*WHAT THIS TASK INVOLVES:* Render every line of the entries below as a JSON list of strings, one string per line, with blank lines and pictures omitted.

◇ ◇ ◇ ◇ ◇ ◇ ◇

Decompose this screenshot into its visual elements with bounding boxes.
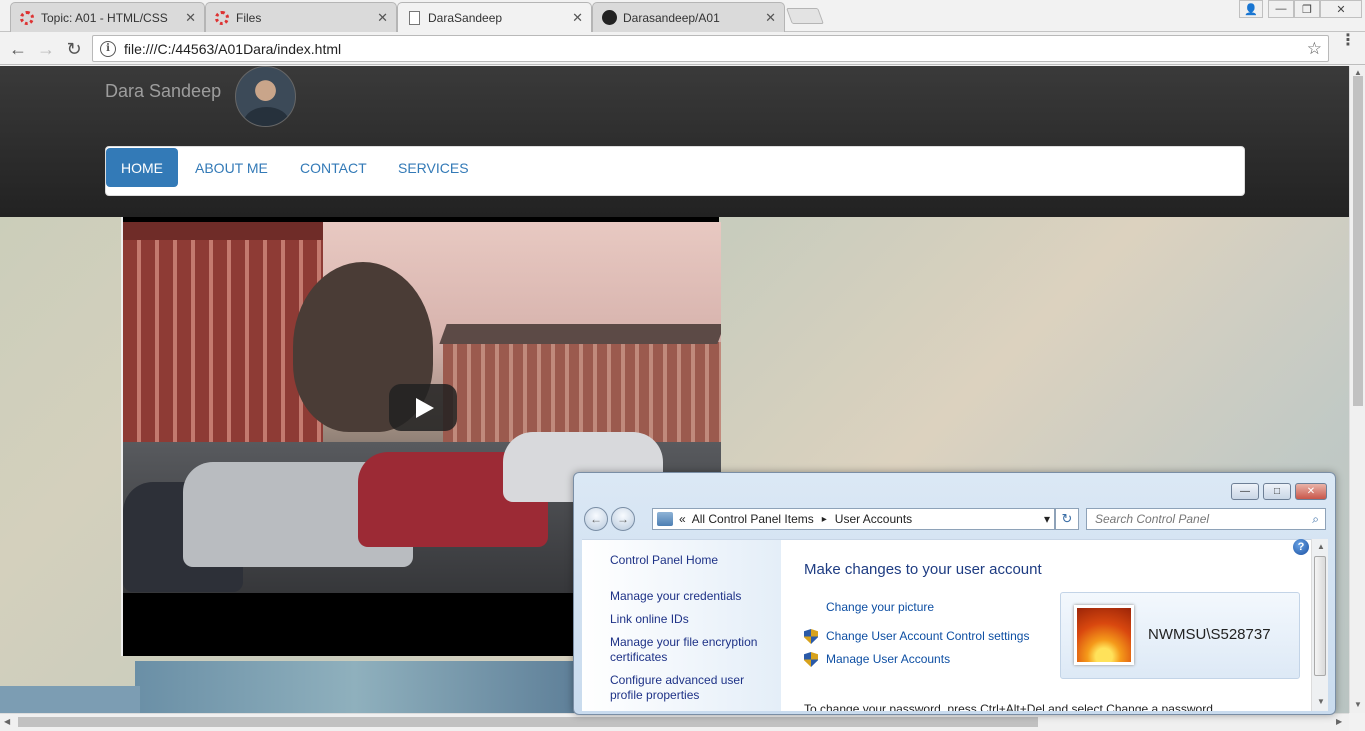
help-icon[interactable]: ?: [1293, 539, 1309, 555]
cp-refresh-icon[interactable]: ↻: [1055, 508, 1079, 530]
cp-back-button[interactable]: ←: [584, 507, 608, 531]
search-icon[interactable]: ⌕: [1312, 512, 1319, 527]
cp-address-bar[interactable]: « All Control Panel Items ▸ User Account…: [652, 508, 1055, 530]
tab-topic-a01[interactable]: Topic: A01 - HTML/CSS ✕: [10, 2, 205, 32]
tab-title: Darasandeep/A01: [623, 10, 720, 25]
link-manage-user-accounts[interactable]: Manage User Accounts: [826, 652, 950, 666]
tab-close-icon[interactable]: ✕: [765, 10, 776, 26]
profile-icon[interactable]: 👤: [1239, 0, 1263, 18]
cp-main-pane: Make changes to your user account Change…: [781, 539, 1311, 711]
page-vertical-scrollbar[interactable]: ▲ ▼: [1349, 66, 1365, 713]
link-file-encryption-certificates[interactable]: Manage your file encryption certificates: [610, 635, 770, 665]
uac-shield-icon: [804, 652, 818, 667]
new-tab-button[interactable]: [786, 8, 824, 24]
link-uac-settings[interactable]: Change User Account Control settings: [826, 629, 1029, 643]
link-control-panel-home[interactable]: Control Panel Home: [610, 553, 718, 568]
cp-forward-button[interactable]: →: [611, 507, 635, 531]
tab-title: Files: [236, 10, 262, 25]
cp-minimize-button[interactable]: —: [1231, 483, 1259, 500]
tab-title: DaraSandeep: [428, 10, 503, 25]
site-title[interactable]: Dara Sandeep: [105, 81, 221, 102]
cp-heading: Make changes to your user account: [804, 561, 1042, 578]
user-accounts-icon: [657, 512, 673, 526]
username: NWMSU\S528737: [1148, 626, 1271, 643]
reload-button[interactable]: ↻: [63, 38, 85, 60]
site-navbar: HOME ABOUT ME CONTACT SERVICES: [105, 146, 1245, 196]
password-hint: To change your password, press Ctrl+Alt+…: [804, 702, 1217, 711]
bookmark-star-icon[interactable]: ☆: [1307, 39, 1322, 59]
breadcrumb-user-accounts[interactable]: User Accounts: [835, 512, 912, 526]
tab-darasandeep[interactable]: DaraSandeep ✕: [397, 2, 592, 32]
close-window-button[interactable]: ✕: [1320, 0, 1362, 18]
page-horizontal-scrollbar[interactable]: ◀ ▶: [0, 713, 1349, 731]
uac-shield-icon: [804, 629, 818, 644]
nav-about-me[interactable]: ABOUT ME: [180, 148, 283, 187]
breadcrumb-separator-icon[interactable]: ▸: [822, 514, 827, 525]
tab-github-a01[interactable]: Darasandeep/A01 ✕: [592, 2, 785, 32]
tab-close-icon[interactable]: ✕: [572, 10, 583, 26]
loading-ring-icon: [214, 10, 230, 26]
tab-title: Topic: A01 - HTML/CSS: [41, 10, 168, 25]
github-icon: [601, 10, 617, 26]
scrollbar-thumb[interactable]: [1353, 76, 1363, 406]
site-header: Dara Sandeep HOME ABOUT ME CONTACT SERVI…: [0, 66, 1349, 217]
cp-maximize-button[interactable]: □: [1263, 483, 1291, 500]
tab-close-icon[interactable]: ✕: [185, 10, 196, 26]
link-advanced-profile-properties[interactable]: Configure advanced user profile properti…: [610, 673, 770, 703]
cp-navigation-row: ← → « All Control Panel Items ▸ User Acc…: [582, 507, 1327, 531]
profile-avatar: [235, 66, 296, 127]
cp-task-pane: Control Panel Home Manage your credentia…: [582, 539, 781, 711]
info-icon[interactable]: i: [100, 40, 116, 57]
url-text[interactable]: file:///C:/44563/A01Dara/index.html: [124, 41, 1307, 57]
link-online-ids[interactable]: Link online IDs: [610, 612, 689, 627]
background-decoration: [135, 661, 575, 713]
scrollbar-thumb[interactable]: [18, 717, 1038, 727]
play-icon[interactable]: [389, 384, 457, 431]
nav-contact[interactable]: CONTACT: [285, 148, 382, 187]
back-button[interactable]: ←: [7, 38, 29, 60]
address-bar[interactable]: i file:///C:/44563/A01Dara/index.html ☆: [92, 35, 1329, 62]
tab-strip: Topic: A01 - HTML/CSS ✕ Files ✕ DaraSand…: [0, 0, 1365, 32]
user-account-tile: NWMSU\S528737: [1060, 592, 1300, 679]
document-icon: [406, 10, 422, 26]
browser-toolbar: ← → ↻ i file:///C:/44563/A01Dara/index.h…: [0, 32, 1365, 65]
loading-ring-icon: [19, 10, 35, 26]
user-picture[interactable]: [1074, 605, 1134, 665]
browser-menu-icon[interactable]: ⋮: [1340, 33, 1356, 49]
address-dropdown-icon[interactable]: ▾: [1044, 512, 1050, 526]
cp-search-input[interactable]: Search Control Panel ⌕: [1086, 508, 1326, 530]
restore-button[interactable]: ❐: [1294, 0, 1320, 18]
breadcrumb-all-items[interactable]: All Control Panel Items: [692, 512, 814, 526]
cp-close-button[interactable]: ✕: [1295, 483, 1327, 500]
breadcrumb-prefix: «: [679, 512, 686, 526]
tab-files[interactable]: Files ✕: [205, 2, 397, 32]
link-manage-credentials[interactable]: Manage your credentials: [610, 589, 741, 604]
control-panel-window: — □ ✕ ← → « All Control Panel Items ▸ Us…: [573, 472, 1336, 715]
tab-close-icon[interactable]: ✕: [377, 10, 388, 26]
cp-vertical-scrollbar[interactable]: ▲ ▼: [1311, 539, 1328, 711]
minimize-button[interactable]: —: [1268, 0, 1294, 18]
search-placeholder: Search Control Panel: [1095, 512, 1210, 526]
background-decoration: [0, 686, 140, 713]
nav-services[interactable]: SERVICES: [383, 148, 484, 187]
link-change-picture[interactable]: Change your picture: [826, 600, 934, 614]
nav-home[interactable]: HOME: [106, 148, 178, 187]
scrollbar-thumb[interactable]: [1314, 556, 1326, 676]
forward-button[interactable]: →: [35, 38, 57, 60]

◇ ◇ ◇ ◇ ◇ ◇ ◇

*ANSWER TO THIS PROBLEM:*
[
  "Decompose this screenshot into its visual elements with bounding boxes.",
  "help-icon[interactable]: ?: [1293, 539, 1309, 555]",
  "cp-refresh-icon[interactable]: ↻: [1055, 508, 1079, 530]",
  "cp-back-button[interactable]: ←: [584, 507, 608, 531]",
  "search-icon[interactable]: ⌕: [1312, 512, 1319, 527]",
  "cp-address-bar[interactable]: « All Control Panel Items ▸ User Account…: [652, 508, 1055, 530]",
  "tab-topic-a01[interactable]: Topic: A01 - HTML/CSS ✕: [10, 2, 205, 32]",
  "tab-title: Darasandeep/A01: [623, 10, 720, 25]",
  "link-manage-user-accounts[interactable]: Manage User Accounts: [826, 652, 950, 666]",
  "tab-close-icon[interactable]: ✕: [765, 10, 776, 26]",
  "profile-icon[interactable]: 👤: [1239, 0, 1263, 18]",
  "cp-main-pane: Make changes to your user account Change…: [781, 539, 1311, 711]",
  "page-vertical-scrollbar[interactable]: ▲ ▼: [1349, 66, 1365, 713]",
  "link-file-encryption-certificates[interactable]: Manage your file encryption certificates: [610, 635, 770, 665]",
  "uac-shield-icon: [804, 652, 818, 667]",
  "new-tab-button[interactable]: [786, 8, 824, 24]",
  "link-uac-settings[interactable]: Change User Account Control settings: [826, 629, 1029, 643]",
  "link-control-panel-home[interactable]: Control Panel Home: [610, 553, 718, 568]",
  "cp-forward-button[interactable]: →: [611, 507, 635, 531]",
  "tab-title: Files: [236, 10, 262, 25]",
  "cp-minimize-button[interactable]: —: [1231, 483, 1259, 500]",
  "tab-title: DaraSandeep: [428, 10, 503, 25]",
  "site-title[interactable]: Dara Sandeep: [105, 81, 221, 102]",
  "cp-heading: Make changes to your user account: [804, 561, 1042, 578]",
  "user-accounts-icon: [657, 512, 673, 526]",
  "username: NWMSU\\S528737: [1148, 626, 1271, 643]",
  "reload-button[interactable]: ↻: [63, 38, 85, 60]",
  "site-navbar: HOME ABOUT ME CONTACT SERVICES: [105, 146, 1245, 196]",
  "password-hint: To change your password, press Ctrl+Alt+…: [804, 702, 1217, 711]",
  "bookmark-star-icon[interactable]: ☆: [1307, 39, 1322, 59]",
  "breadcrumb-user-accounts[interactable]: User Accounts: [835, 512, 912, 526]",
  "tab-darasandeep[interactable]: DaraSandeep ✕: [397, 2, 592, 32]",
  "close-window-button[interactable]: ✕: [1320, 0, 1362, 18]",
  "page-horizontal-scrollbar[interactable]: ◀ ▶: [0, 713, 1349, 731]",
  "uac-shield-icon: [804, 629, 818, 644]",
  "nav-about-me[interactable]: ABOUT ME: [180, 148, 283, 187]",
  "breadcrumb-separator-icon[interactable]: ▸: [822, 514, 827, 525]",
  "tab-github-a01[interactable]: Darasandeep/A01 ✕: [592, 2, 785, 32]",
  "tab-close-icon[interactable]: ✕: [572, 10, 583, 26]",
  "loading-ring-icon: [214, 10, 230, 26]",
  "tab-title: Topic: A01 - HTML/CSS: [41, 10, 168, 25]",
  "github-icon: [601, 10, 617, 26]",
  "scrollbar-thumb[interactable]: [1353, 76, 1363, 406]",
  "site-header: Dara Sandeep HOME ABOUT ME CONTACT SERVI…: [0, 66, 1349, 217]",
  "cp-maximize-button[interactable]: □: [1263, 483, 1291, 500]",
  "tab-close-icon[interactable]: ✕: [185, 10, 196, 26]",
  "link-advanced-profile-properties[interactable]: Configure advanced user profile properti…: [610, 673, 770, 703]",
  "cp-navigation-row: ← → « All Control Panel Items ▸ User Acc…: [582, 507, 1327, 531]",
  "profile-avatar: [235, 66, 296, 127]",
  "cp-task-pane: Control Panel Home Manage your credentia…: [582, 539, 781, 711]",
  "info-icon[interactable]: i: [100, 40, 116, 57]",
  "url-text[interactable]: file:///C:/44563/A01Dara/index.html: [124, 41, 1307, 57]",
  "link-online-ids[interactable]: Link online IDs: [610, 612, 689, 627]",
  "background-decoration: [135, 661, 575, 713]",
  "scrollbar-thumb[interactable]: [18, 717, 1038, 727]",
  "play-icon[interactable]: [389, 384, 457, 431]",
  "nav-contact[interactable]: CONTACT: [285, 148, 382, 187]",
  "back-button[interactable]: ←: [7, 38, 29, 60]",
  "address-bar[interactable]: i file:///C:/44563/A01Dara/index.html ☆: [92, 35, 1329, 62]",
  "tab-strip: Topic: A01 - HTML/CSS ✕ Files ✕ DaraSand…: [0, 0, 1365, 32]",
  "user-account-tile: NWMSU\\S528737: [1060, 592, 1300, 679]",
  "document-icon: [406, 10, 422, 26]",
  "browser-toolbar: ← → ↻ i file:///C:/44563/A01Dara/index.h…: [0, 32, 1365, 65]",
  "loading-ring-icon: [19, 10, 35, 26]",
  "user-picture[interactable]: [1074, 605, 1134, 665]",
  "browser-menu-icon[interactable]: ⋮: [1340, 33, 1356, 49]",
  "address-dropdown-icon[interactable]: ▾: [1044, 512, 1050, 526]",
  "cp-search-input[interactable]: Search Control Panel ⌕: [1086, 508, 1326, 530]",
  "restore-button[interactable]: ❐: [1294, 0, 1320, 18]",
  "breadcrumb-all-items[interactable]: All Control Panel Items: [692, 512, 814, 526]",
  "cp-close-button[interactable]: ✕: [1295, 483, 1327, 500]",
  "breadcrumb-prefix: «: [679, 512, 686, 526]",
  "tab-files[interactable]: Files ✕: [205, 2, 397, 32]",
  "link-manage-credentials[interactable]: Manage your credentials: [610, 589, 741, 604]",
  "control-panel-window: — □ ✕ ← → « All Control Panel Items ▸ Us…: [573, 472, 1336, 715]",
  "tab-close-icon[interactable]: ✕: [377, 10, 388, 26]",
  "cp-vertical-scrollbar[interactable]: ▲ ▼: [1311, 539, 1328, 711]",
  "minimize-button[interactable]: —: [1268, 0, 1294, 18]",
  "search-placeholder: Search Control Panel: [1095, 512, 1210, 526]",
  "background-decoration: [0, 686, 140, 713]",
  "nav-services[interactable]: SERVICES: [383, 148, 484, 187]",
  "link-change-picture[interactable]: Change your picture: [826, 600, 934, 614]",
  "nav-home[interactable]: HOME: [106, 148, 178, 187]",
  "scrollbar-thumb[interactable]: [1314, 556, 1326, 676]",
  "forward-button[interactable]: →: [35, 38, 57, 60]"
]